WRITTEN TASK →
Write out the full set of records exactly. Any pictures in them do not belong in the copy.

DATASET ENTRIES →
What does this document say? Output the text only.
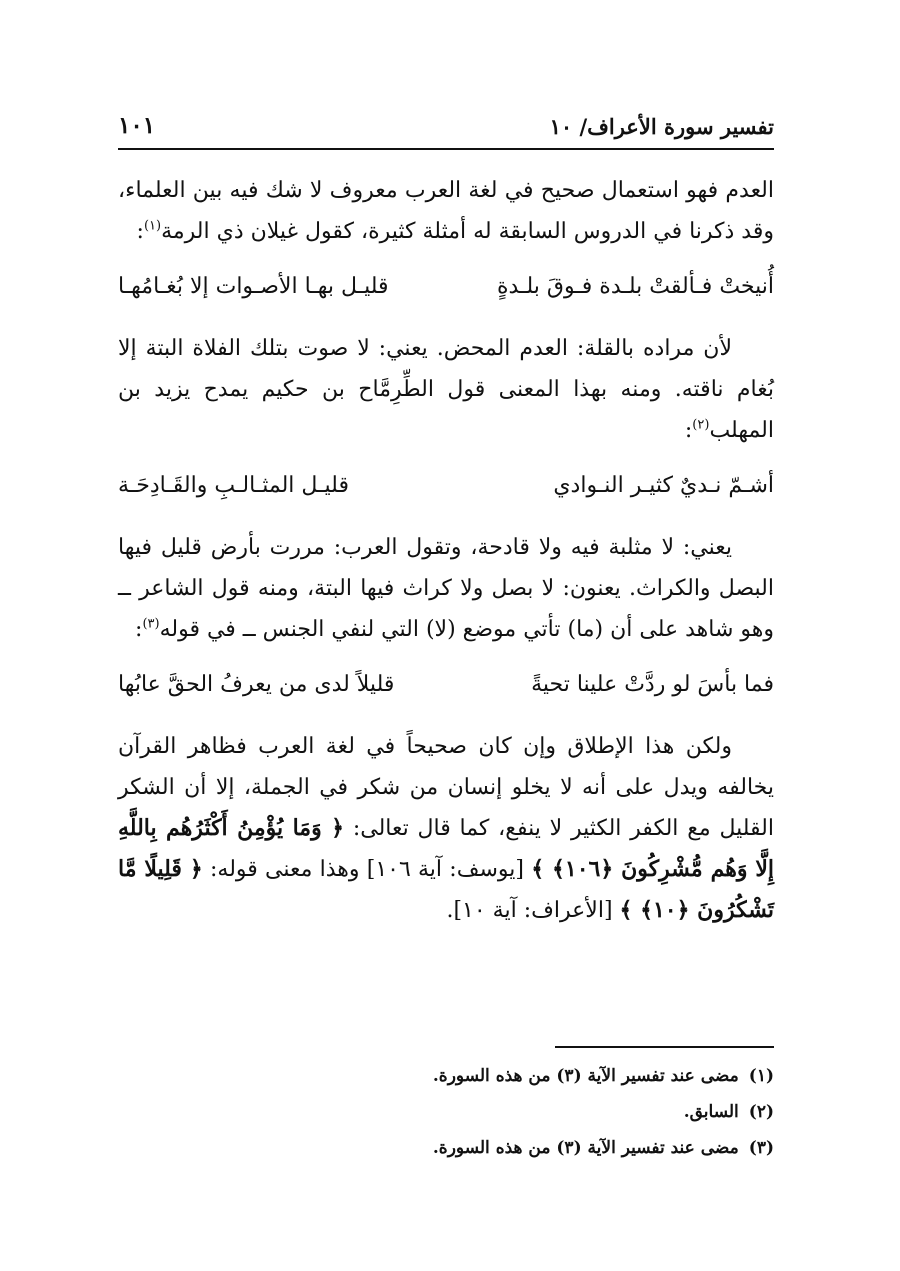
تفسير سورة الأعراف/ ١٠
١٠١

العدم فهو استعمال صحيح في لغة العرب معروف لا شك فيه بين العلماء، وقد ذكرنا في الدروس السابقة له أمثلة كثيرة، كقول غيلان ذي الرمة$^{(١)}$:

أُنيختْ فـألقتْ بلـدة فـوقَ بلـدةٍ
قليـل بهـا الأصـوات إلا بُغـامُهـا

لأن مراده بالقلة: العدم المحض. يعني: لا صوت بتلك الفلاة البتة إلا بُغام ناقته. ومنه بهذا المعنى قول الطِّرِمَّاح بن حكيم يمدح يزيد بن المهلب$^{(٢)}$:

أشـمّ نـديٌ كثيـر النـوادي
قليـل المثـالـبِ والقَـادِحَـة

يعني: لا مثلبة فيه ولا قادحة، وتقول العرب: مررت بأرض قليل فيها البصل والكراث. يعنون: لا بصل ولا كراث فيها البتة، ومنه قول الشاعر ــ وهو شاهد على أن (ما) تأتي موضع (لا) التي لنفي الجنس ــ في قوله$^{(٣)}$:

فما بأسَ لو ردَّتْ علينا تحيةً
قليلاً لدى من يعرفُ الحقَّ عابُها

ولكن هذا الإطلاق وإن كان صحيحاً في لغة العرب فظاهر القرآن يخالفه ويدل على أنه لا يخلو إنسان من شكر في الجملة، إلا أن الشكر القليل مع الكفر الكثير لا ينفع، كما قال تعالى: ﴿ وَمَا يُؤْمِنُ أَكْثَرُهُم بِاللَّهِ إِلَّا وَهُم مُّشْرِكُونَ ﴿١٠٦﴾ ﴾ [يوسف: آية ١٠٦] وهذا معنى قوله: ﴿ قَلِيلًا مَّا تَشْكُرُونَ ﴿١٠﴾ ﴾ [الأعراف: آية ١٠].

(١)مضى عند تفسير الآية (٣) من هذه السورة.
(٢)السابق.
(٣)مضى عند تفسير الآية (٣) من هذه السورة.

SOLUTION FOR THIS EXERCISE →
What does this document say? Output the text only.
تفسير سورة الأعراف/ ١٠
١٠١

العدم فهو استعمال صحيح في لغة العرب معروف لا شك فيه بين العلماء، وقد ذكرنا في الدروس السابقة له أمثلة كثيرة، كقول غيلان ذي الرمة$^{(١)}$:

أُنيختْ فـألقتْ بلـدة فـوقَ بلـدةٍ
قليـل بهـا الأصـوات إلا بُغـامُهـا

لأن مراده بالقلة: العدم المحض. يعني: لا صوت بتلك الفلاة البتة إلا بُغام ناقته. ومنه بهذا المعنى قول الطِّرِمَّاح بن حكيم يمدح يزيد بن المهلب$^{(٢)}$:

أشـمّ نـديٌ كثيـر النـوادي
قليـل المثـالـبِ والقَـادِحَـة

يعني: لا مثلبة فيه ولا قادحة، وتقول العرب: مررت بأرض قليل فيها البصل والكراث. يعنون: لا بصل ولا كراث فيها البتة، ومنه قول الشاعر ــ وهو شاهد على أن (ما) تأتي موضع (لا) التي لنفي الجنس ــ في قوله$^{(٣)}$:

فما بأسَ لو ردَّتْ علينا تحيةً
قليلاً لدى من يعرفُ الحقَّ عابُها

ولكن هذا الإطلاق وإن كان صحيحاً في لغة العرب فظاهر القرآن يخالفه ويدل على أنه لا يخلو إنسان من شكر في الجملة، إلا أن الشكر القليل مع الكفر الكثير لا ينفع، كما قال تعالى: ﴿ وَمَا يُؤْمِنُ أَكْثَرُهُم بِاللَّهِ إِلَّا وَهُم مُّشْرِكُونَ ﴿١٠٦﴾ ﴾ [يوسف: آية ١٠٦] وهذا معنى قوله: ﴿ قَلِيلًا مَّا تَشْكُرُونَ ﴿١٠﴾ ﴾ [الأعراف: آية ١٠].

(١)مضى عند تفسير الآية (٣) من هذه السورة.
(٢)السابق.
(٣)مضى عند تفسير الآية (٣) من هذه السورة.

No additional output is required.